Exercise objective: Locate each line with the string "Distracted" in the listing below and copy it.
--- Exercise materials ---
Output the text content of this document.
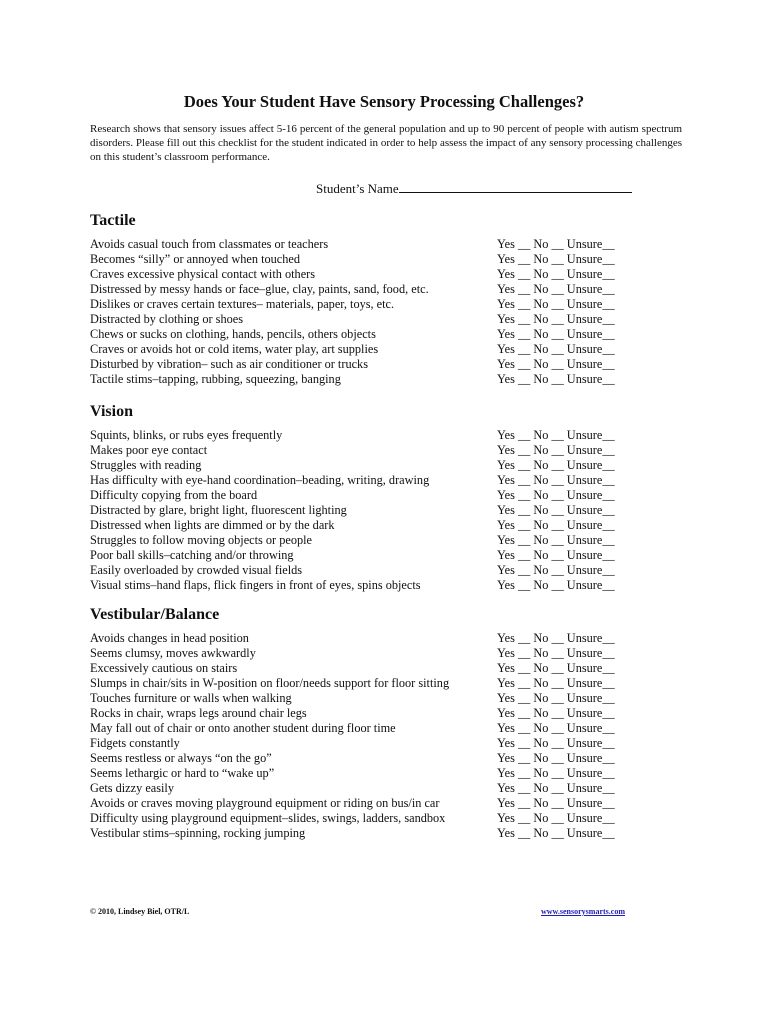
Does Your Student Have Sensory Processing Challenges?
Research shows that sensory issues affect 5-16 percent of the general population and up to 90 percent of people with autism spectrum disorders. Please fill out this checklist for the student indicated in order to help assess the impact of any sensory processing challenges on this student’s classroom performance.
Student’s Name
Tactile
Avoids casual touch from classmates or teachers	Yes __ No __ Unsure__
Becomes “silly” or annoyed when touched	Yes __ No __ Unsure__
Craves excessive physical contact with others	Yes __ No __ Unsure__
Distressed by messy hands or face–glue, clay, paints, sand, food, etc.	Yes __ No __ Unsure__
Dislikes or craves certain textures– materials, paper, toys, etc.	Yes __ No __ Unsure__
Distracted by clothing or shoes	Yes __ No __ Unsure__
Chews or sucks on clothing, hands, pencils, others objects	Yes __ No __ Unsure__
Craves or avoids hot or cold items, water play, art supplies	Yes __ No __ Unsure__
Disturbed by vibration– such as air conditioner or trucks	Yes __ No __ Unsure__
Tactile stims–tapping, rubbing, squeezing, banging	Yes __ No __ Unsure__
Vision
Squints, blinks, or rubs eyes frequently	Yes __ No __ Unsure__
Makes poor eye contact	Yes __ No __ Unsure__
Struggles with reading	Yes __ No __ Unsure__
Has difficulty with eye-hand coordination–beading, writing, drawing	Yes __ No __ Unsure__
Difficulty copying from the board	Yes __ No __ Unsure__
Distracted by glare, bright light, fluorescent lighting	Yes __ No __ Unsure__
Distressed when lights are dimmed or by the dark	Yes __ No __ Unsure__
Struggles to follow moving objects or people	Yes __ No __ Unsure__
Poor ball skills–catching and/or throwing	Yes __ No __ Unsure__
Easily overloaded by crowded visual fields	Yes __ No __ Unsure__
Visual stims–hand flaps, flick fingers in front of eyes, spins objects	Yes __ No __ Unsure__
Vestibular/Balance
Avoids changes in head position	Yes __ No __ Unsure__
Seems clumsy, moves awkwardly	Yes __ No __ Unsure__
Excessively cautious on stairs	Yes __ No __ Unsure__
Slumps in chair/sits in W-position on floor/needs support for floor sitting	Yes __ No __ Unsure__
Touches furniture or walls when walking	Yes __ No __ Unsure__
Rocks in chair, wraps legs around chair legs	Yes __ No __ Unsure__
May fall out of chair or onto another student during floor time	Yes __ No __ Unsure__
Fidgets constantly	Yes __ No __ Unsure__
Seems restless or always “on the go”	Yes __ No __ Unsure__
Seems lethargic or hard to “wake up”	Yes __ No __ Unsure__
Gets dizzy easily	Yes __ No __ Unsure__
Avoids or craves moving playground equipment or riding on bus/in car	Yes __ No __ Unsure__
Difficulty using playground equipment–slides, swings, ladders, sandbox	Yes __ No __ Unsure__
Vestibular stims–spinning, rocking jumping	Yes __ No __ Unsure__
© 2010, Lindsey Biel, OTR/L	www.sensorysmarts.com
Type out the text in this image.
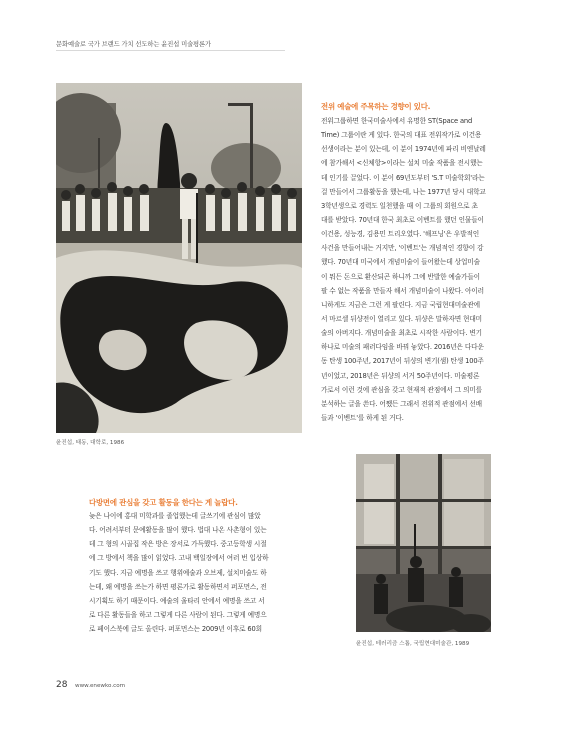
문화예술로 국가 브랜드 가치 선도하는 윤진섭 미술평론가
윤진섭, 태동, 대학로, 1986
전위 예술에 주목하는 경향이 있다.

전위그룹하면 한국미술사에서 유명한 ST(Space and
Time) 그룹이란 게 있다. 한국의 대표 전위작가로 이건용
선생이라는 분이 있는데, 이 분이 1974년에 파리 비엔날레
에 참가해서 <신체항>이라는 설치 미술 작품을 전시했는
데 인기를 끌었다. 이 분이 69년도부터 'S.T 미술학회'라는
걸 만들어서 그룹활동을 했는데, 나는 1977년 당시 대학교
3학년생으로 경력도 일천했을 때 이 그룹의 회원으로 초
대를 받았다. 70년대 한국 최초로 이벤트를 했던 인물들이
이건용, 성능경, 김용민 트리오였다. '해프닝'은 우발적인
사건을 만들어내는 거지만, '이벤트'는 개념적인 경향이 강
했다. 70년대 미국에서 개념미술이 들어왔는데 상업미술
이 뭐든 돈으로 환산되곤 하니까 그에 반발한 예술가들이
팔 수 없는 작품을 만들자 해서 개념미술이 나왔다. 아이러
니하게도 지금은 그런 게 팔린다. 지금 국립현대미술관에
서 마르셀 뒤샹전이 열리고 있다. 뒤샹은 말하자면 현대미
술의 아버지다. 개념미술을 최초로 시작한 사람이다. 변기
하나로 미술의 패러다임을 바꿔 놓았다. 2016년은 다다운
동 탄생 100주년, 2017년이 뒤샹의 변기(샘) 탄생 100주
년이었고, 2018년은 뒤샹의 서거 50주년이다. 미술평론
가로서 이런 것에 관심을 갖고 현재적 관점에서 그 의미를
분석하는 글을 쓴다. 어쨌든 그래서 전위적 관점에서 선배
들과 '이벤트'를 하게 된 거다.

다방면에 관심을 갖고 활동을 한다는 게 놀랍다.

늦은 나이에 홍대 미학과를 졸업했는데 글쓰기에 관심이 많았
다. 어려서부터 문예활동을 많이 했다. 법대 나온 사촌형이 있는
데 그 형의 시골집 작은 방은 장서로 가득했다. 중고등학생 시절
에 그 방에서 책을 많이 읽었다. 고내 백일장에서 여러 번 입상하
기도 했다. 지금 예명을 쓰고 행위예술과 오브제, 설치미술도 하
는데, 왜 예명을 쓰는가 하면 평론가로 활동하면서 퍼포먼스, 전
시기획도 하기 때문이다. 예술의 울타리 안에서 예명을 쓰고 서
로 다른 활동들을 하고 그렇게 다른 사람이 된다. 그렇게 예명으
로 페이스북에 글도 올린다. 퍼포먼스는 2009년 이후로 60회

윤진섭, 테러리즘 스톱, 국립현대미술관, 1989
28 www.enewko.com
---
--- Exercise materials ---
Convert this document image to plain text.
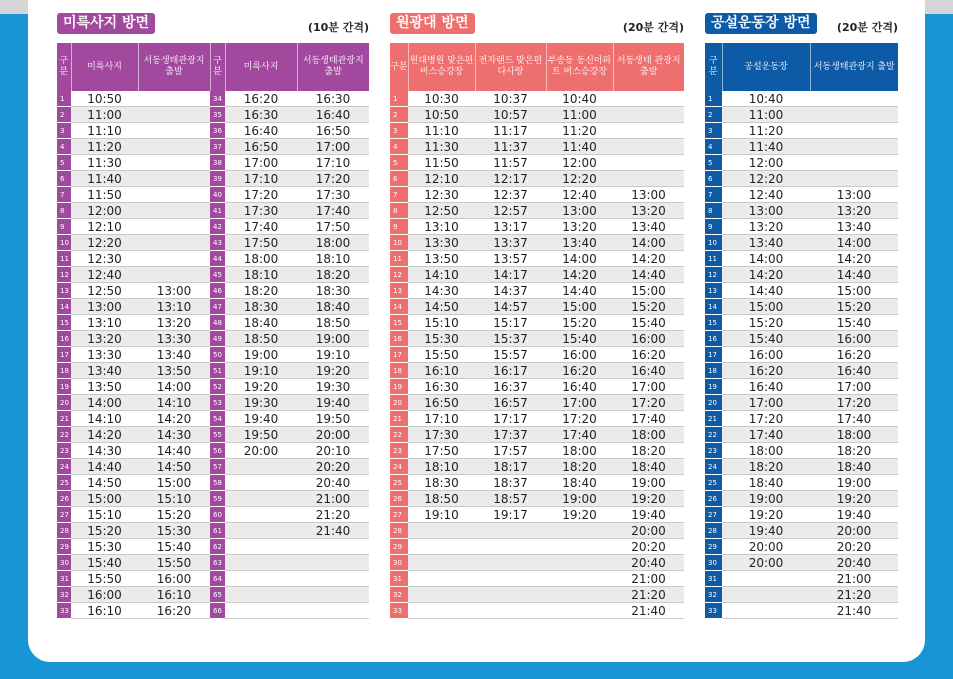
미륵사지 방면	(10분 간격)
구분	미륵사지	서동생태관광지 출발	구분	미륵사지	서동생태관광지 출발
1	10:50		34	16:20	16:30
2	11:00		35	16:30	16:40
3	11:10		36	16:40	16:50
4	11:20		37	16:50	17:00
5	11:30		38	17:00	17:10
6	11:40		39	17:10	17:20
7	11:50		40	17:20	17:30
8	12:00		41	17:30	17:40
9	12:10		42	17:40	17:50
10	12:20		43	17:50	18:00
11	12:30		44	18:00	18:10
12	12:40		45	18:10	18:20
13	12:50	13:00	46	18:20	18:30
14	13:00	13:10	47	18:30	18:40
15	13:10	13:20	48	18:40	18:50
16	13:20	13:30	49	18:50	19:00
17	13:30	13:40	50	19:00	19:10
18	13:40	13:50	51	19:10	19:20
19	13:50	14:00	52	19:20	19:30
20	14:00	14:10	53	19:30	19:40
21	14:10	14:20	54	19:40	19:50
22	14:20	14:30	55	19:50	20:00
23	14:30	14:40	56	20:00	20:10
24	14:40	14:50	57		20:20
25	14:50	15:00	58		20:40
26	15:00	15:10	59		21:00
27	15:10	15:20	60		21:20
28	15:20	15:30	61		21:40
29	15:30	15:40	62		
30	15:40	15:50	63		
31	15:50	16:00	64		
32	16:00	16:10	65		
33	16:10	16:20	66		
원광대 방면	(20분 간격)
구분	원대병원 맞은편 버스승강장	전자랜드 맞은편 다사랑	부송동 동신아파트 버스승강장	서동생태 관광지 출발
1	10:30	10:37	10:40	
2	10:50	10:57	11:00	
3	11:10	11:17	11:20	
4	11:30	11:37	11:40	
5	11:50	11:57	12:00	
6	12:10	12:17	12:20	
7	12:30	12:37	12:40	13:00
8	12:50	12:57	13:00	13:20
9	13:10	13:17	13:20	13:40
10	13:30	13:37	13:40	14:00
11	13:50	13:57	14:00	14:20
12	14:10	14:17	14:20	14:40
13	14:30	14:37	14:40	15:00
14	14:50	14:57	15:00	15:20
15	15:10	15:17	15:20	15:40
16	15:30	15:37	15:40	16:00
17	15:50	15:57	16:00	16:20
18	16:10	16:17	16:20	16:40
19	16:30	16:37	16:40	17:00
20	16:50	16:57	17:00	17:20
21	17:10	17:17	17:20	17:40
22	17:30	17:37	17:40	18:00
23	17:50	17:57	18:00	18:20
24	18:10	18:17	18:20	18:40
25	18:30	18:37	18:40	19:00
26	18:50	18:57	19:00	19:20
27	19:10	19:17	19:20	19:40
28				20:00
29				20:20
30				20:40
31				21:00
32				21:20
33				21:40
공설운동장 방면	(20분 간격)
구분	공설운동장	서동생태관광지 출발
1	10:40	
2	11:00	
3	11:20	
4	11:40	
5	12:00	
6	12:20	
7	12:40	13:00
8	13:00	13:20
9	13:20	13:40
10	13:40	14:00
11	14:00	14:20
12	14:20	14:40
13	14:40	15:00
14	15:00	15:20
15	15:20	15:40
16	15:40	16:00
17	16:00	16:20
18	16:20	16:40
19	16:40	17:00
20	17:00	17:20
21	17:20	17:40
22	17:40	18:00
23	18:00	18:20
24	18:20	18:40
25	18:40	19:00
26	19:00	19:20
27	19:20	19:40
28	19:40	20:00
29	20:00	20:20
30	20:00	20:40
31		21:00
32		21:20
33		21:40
---
Answer to this exercise:
Distracted by clothing or shoes	Yes __ No __ Unsure__
Distracted by glare, bright light, fluorescent lighting	Yes __ No __ Unsure__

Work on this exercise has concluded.